- [Exercise aim]: With the pictures left out, copy the listing below exactly.

- [Data excerpts]:
"""
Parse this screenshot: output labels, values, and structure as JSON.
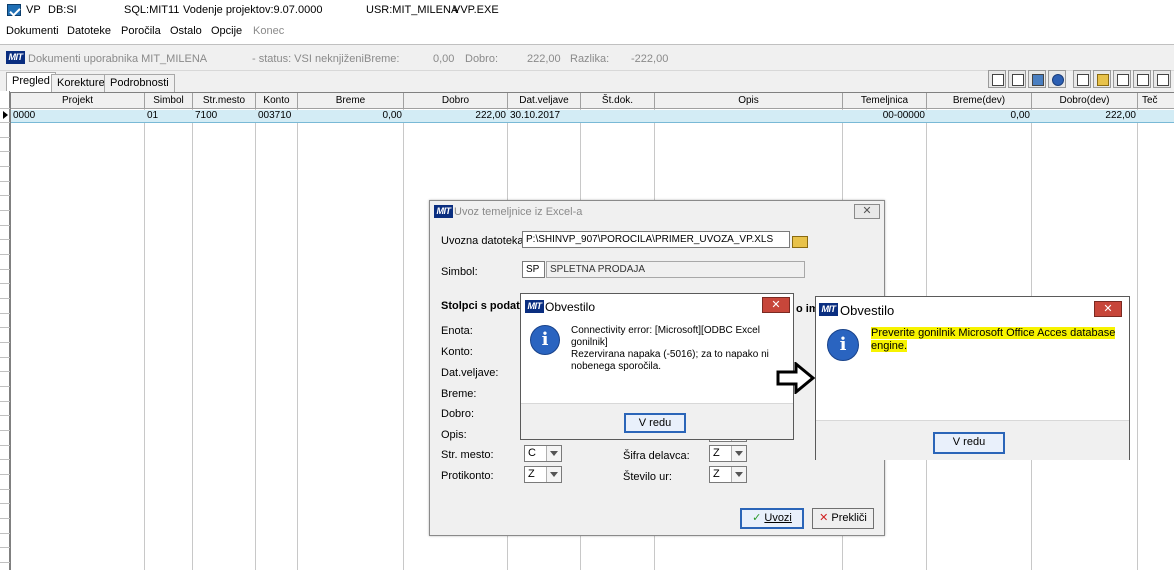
{
  "title_bar": {
    "app": "VP",
    "db": "DB:SI",
    "sql": "SQL:MIT11",
    "module": "Vodenje projektov:9.07.0000",
    "user": "USR:MIT_MILENA",
    "exe": "VVP.EXE"
  },
  "menu": {
    "items": [
      "Dokumenti",
      "Datoteke",
      "Poročila",
      "Ostalo",
      "Opcije",
      "Konec"
    ]
  },
  "doc_window": {
    "logo": "MIT",
    "title": "Dokumenti uporabnika MIT_MILENA",
    "status": "- status: VSI neknjiženi",
    "breme_label": "Breme:",
    "breme_value": "0,00",
    "dobro_label": "Dobro:",
    "dobro_value": "222,00",
    "razlika_label": "Razlika:",
    "razlika_value": "-222,00"
  },
  "tabs": [
    {
      "label": "Pregled",
      "active": true
    },
    {
      "label": "Korekture",
      "active": false
    },
    {
      "label": "Podrobnosti",
      "active": false
    }
  ],
  "toolbar": {
    "icons": [
      "report-icon",
      "print-preview-icon",
      "monitor-icon",
      "help-icon",
      "new-document-icon",
      "open-folder-icon",
      "printer-icon",
      "search-icon",
      "filter-icon"
    ]
  },
  "grid": {
    "columns": [
      "Projekt",
      "Simbol",
      "Str.mesto",
      "Konto",
      "Breme",
      "Dobro",
      "Dat.veljave",
      "Št.dok.",
      "Opis",
      "Temeljnica",
      "Breme(dev)",
      "Dobro(dev)",
      "Teč"
    ],
    "rows": [
      [
        "0000",
        "01",
        "7100",
        "003710",
        "0,00",
        "222,00",
        "30.10.2017",
        "",
        "",
        "00-00000",
        "0,00",
        "222,00",
        ""
      ]
    ]
  },
  "import_dialog": {
    "logo": "MIT",
    "title": "Uvoz temeljnice iz Excel-a",
    "close": "✕",
    "file_label": "Uvozna datoteka:",
    "file_value": "P:\\SHINVP_907\\POROCILA\\PRIMER_UVOZA_VP.XLS",
    "symbol_label": "Simbol:",
    "symbol_code": "SP",
    "symbol_name": "SPLETNA PRODAJA",
    "columns_heading": "Stolpci s podatk",
    "columns_heading_tail": "o im",
    "fields": [
      {
        "label": "Enota:"
      },
      {
        "label": "Konto:"
      },
      {
        "label": "Dat.veljave:"
      },
      {
        "label": "Breme:"
      },
      {
        "label": "Dobro:"
      },
      {
        "label": "Opis:"
      },
      {
        "label": "Str. mesto:",
        "value": "C"
      },
      {
        "label": "Protikonto:",
        "value": "Z"
      }
    ],
    "right_fields": [
      {
        "label": "Šifra delavca:",
        "value": "Z"
      },
      {
        "label": "Število ur:",
        "value": "Z"
      }
    ],
    "import_button": "Uvozi",
    "cancel_button": "Prekliči"
  },
  "error_box": {
    "logo": "MIT",
    "title": "Obvestilo",
    "close": "✕",
    "message_lines": [
      "Connectivity error: [Microsoft][ODBC Excel gonilnik]",
      "Rezervirana napaka (-5016); za to napako ni",
      "nobenega sporočila."
    ],
    "ok_button": "V redu"
  },
  "notice_box": {
    "logo": "MIT",
    "title": "Obvestilo",
    "close": "✕",
    "message_lines": [
      "Preverite gonilnik Microsoft Office Acces database",
      "engine."
    ],
    "highlight_color": "#f7f300",
    "ok_button": "V redu"
  },
  "colors": {
    "selected_row": "#d3ecf5",
    "logo_blue": "#0a2e80",
    "info_blue": "#2a64c0",
    "close_red": "#c7463a"
  }
}
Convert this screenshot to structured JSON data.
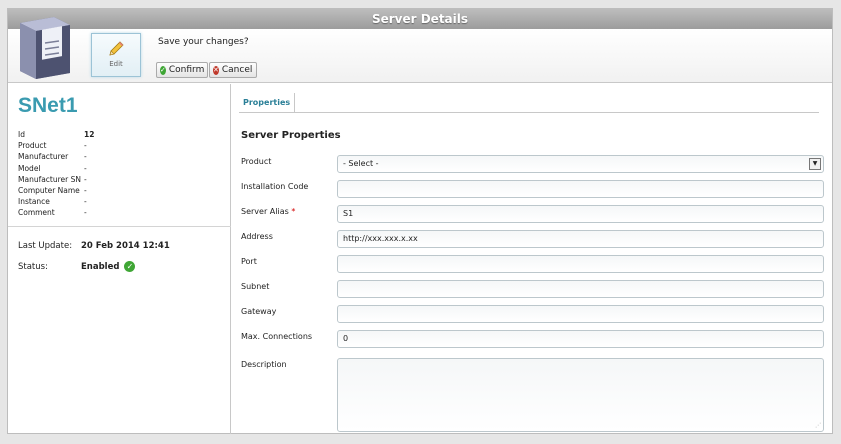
{
  "window": {
    "title": "Server Details"
  },
  "toolbar": {
    "edit_label": "Edit",
    "save_question": "Save your changes?",
    "confirm_label": "Confirm",
    "cancel_label": "Cancel"
  },
  "server": {
    "name": "SNet1",
    "info": [
      {
        "key": "Id",
        "value": "12"
      },
      {
        "key": "Product",
        "value": "-"
      },
      {
        "key": "Manufacturer",
        "value": "-"
      },
      {
        "key": "Model",
        "value": "-"
      },
      {
        "key": "Manufacturer SN",
        "value": "-"
      },
      {
        "key": "Computer Name",
        "value": "-"
      },
      {
        "key": "Instance",
        "value": "-"
      },
      {
        "key": "Comment",
        "value": "-"
      }
    ],
    "last_update_label": "Last Update:",
    "last_update_value": "20 Feb 2014 12:41",
    "status_label": "Status:",
    "status_value": "Enabled"
  },
  "tabs": [
    {
      "label": "Properties",
      "active": true
    }
  ],
  "form": {
    "section_title": "Server Properties",
    "product": {
      "label": "Product",
      "value": "- Select -"
    },
    "installation_code": {
      "label": "Installation Code",
      "value": ""
    },
    "server_alias": {
      "label": "Server Alias",
      "required_mark": "*",
      "value": "S1"
    },
    "address": {
      "label": "Address",
      "value": "http://xxx.xxx.x.xx"
    },
    "port": {
      "label": "Port",
      "value": ""
    },
    "subnet": {
      "label": "Subnet",
      "value": ""
    },
    "gateway": {
      "label": "Gateway",
      "value": ""
    },
    "max_connections": {
      "label": "Max. Connections",
      "value": "0"
    },
    "description": {
      "label": "Description",
      "value": ""
    }
  },
  "colors": {
    "accent": "#3a9bb0",
    "title_bar": "#a8a8a8",
    "status_ok": "#3fa635",
    "cancel_red": "#c0392b"
  }
}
"""
- [Finished answer]:
Parse this screenshot: output labels, values, and structure as JSON.
{
  "title_bar": {
    "app": "VP",
    "db": "DB:SI",
    "sql": "SQL:MIT11",
    "module": "Vodenje projektov:9.07.0000",
    "user": "USR:MIT_MILENA",
    "exe": "VVP.EXE"
  },
  "menu": {
    "items": [
      "Dokumenti",
      "Datoteke",
      "Poročila",
      "Ostalo",
      "Opcije",
      "Konec"
    ]
  },
  "doc_window": {
    "logo": "MIT",
    "title": "Dokumenti uporabnika MIT_MILENA",
    "status": "- status: VSI neknjiženi",
    "breme_label": "Breme:",
    "breme_value": "0,00",
    "dobro_label": "Dobro:",
    "dobro_value": "222,00",
    "razlika_label": "Razlika:",
    "razlika_value": "-222,00"
  },
  "tabs": [
    {
      "label": "Pregled",
      "active": true
    },
    {
      "label": "Korekture",
      "active": false
    },
    {
      "label": "Podrobnosti",
      "active": false
    }
  ],
  "toolbar": {
    "icons": [
      "report-icon",
      "print-preview-icon",
      "monitor-icon",
      "help-icon",
      "new-document-icon",
      "open-folder-icon",
      "printer-icon",
      "search-icon",
      "filter-icon"
    ]
  },
  "grid": {
    "columns": [
      "Projekt",
      "Simbol",
      "Str.mesto",
      "Konto",
      "Breme",
      "Dobro",
      "Dat.veljave",
      "Št.dok.",
      "Opis",
      "Temeljnica",
      "Breme(dev)",
      "Dobro(dev)",
      "Teč"
    ],
    "rows": [
      [
        "0000",
        "01",
        "7100",
        "003710",
        "0,00",
        "222,00",
        "30.10.2017",
        "",
        "",
        "00-00000",
        "0,00",
        "222,00",
        ""
      ]
    ]
  },
  "import_dialog": {
    "logo": "MIT",
    "title": "Uvoz temeljnice iz Excel-a",
    "close": "✕",
    "file_label": "Uvozna datoteka:",
    "file_value": "P:\\SHINVP_907\\POROCILA\\PRIMER_UVOZA_VP.XLS",
    "symbol_label": "Simbol:",
    "symbol_code": "SP",
    "symbol_name": "SPLETNA PRODAJA",
    "columns_heading": "Stolpci s podatk",
    "columns_heading_tail": "o im",
    "fields": [
      {
        "label": "Enota:"
      },
      {
        "label": "Konto:"
      },
      {
        "label": "Dat.veljave:"
      },
      {
        "label": "Breme:"
      },
      {
        "label": "Dobro:"
      },
      {
        "label": "Opis:"
      },
      {
        "label": "Str. mesto:",
        "value": "C"
      },
      {
        "label": "Protikonto:",
        "value": "Z"
      }
    ],
    "right_fields": [
      {
        "label": "Šifra delavca:",
        "value": "Z"
      },
      {
        "label": "Število ur:",
        "value": "Z"
      }
    ],
    "import_button": "Uvozi",
    "cancel_button": "Prekliči"
  },
  "error_box": {
    "logo": "MIT",
    "title": "Obvestilo",
    "close": "✕",
    "message_lines": [
      "Connectivity error: [Microsoft][ODBC Excel gonilnik]",
      "Rezervirana napaka (-5016); za to napako ni",
      "nobenega sporočila."
    ],
    "ok_button": "V redu"
  },
  "notice_box": {
    "logo": "MIT",
    "title": "Obvestilo",
    "close": "✕",
    "message_lines": [
      "Preverite gonilnik Microsoft Office Acces database",
      "engine."
    ],
    "highlight_color": "#f7f300",
    "ok_button": "V redu"
  },
  "colors": {
    "selected_row": "#d3ecf5",
    "logo_blue": "#0a2e80",
    "info_blue": "#2a64c0",
    "close_red": "#c7463a"
  }
}
Convert this screenshot to structured JSON data.
{
  "window": {
    "title": "Server Details"
  },
  "toolbar": {
    "edit_label": "Edit",
    "save_question": "Save your changes?",
    "confirm_label": "Confirm",
    "cancel_label": "Cancel"
  },
  "server": {
    "name": "SNet1",
    "info": [
      {
        "key": "Id",
        "value": "12"
      },
      {
        "key": "Product",
        "value": "-"
      },
      {
        "key": "Manufacturer",
        "value": "-"
      },
      {
        "key": "Model",
        "value": "-"
      },
      {
        "key": "Manufacturer SN",
        "value": "-"
      },
      {
        "key": "Computer Name",
        "value": "-"
      },
      {
        "key": "Instance",
        "value": "-"
      },
      {
        "key": "Comment",
        "value": "-"
      }
    ],
    "last_update_label": "Last Update:",
    "last_update_value": "20 Feb 2014 12:41",
    "status_label": "Status:",
    "status_value": "Enabled"
  },
  "tabs": [
    {
      "label": "Properties",
      "active": true
    }
  ],
  "form": {
    "section_title": "Server Properties",
    "product": {
      "label": "Product",
      "value": "- Select -"
    },
    "installation_code": {
      "label": "Installation Code",
      "value": ""
    },
    "server_alias": {
      "label": "Server Alias",
      "required_mark": "*",
      "value": "S1"
    },
    "address": {
      "label": "Address",
      "value": "http://xxx.xxx.x.xx"
    },
    "port": {
      "label": "Port",
      "value": ""
    },
    "subnet": {
      "label": "Subnet",
      "value": ""
    },
    "gateway": {
      "label": "Gateway",
      "value": ""
    },
    "max_connections": {
      "label": "Max. Connections",
      "value": "0"
    },
    "description": {
      "label": "Description",
      "value": ""
    }
  },
  "colors": {
    "accent": "#3a9bb0",
    "title_bar": "#a8a8a8",
    "status_ok": "#3fa635",
    "cancel_red": "#c0392b"
  }
}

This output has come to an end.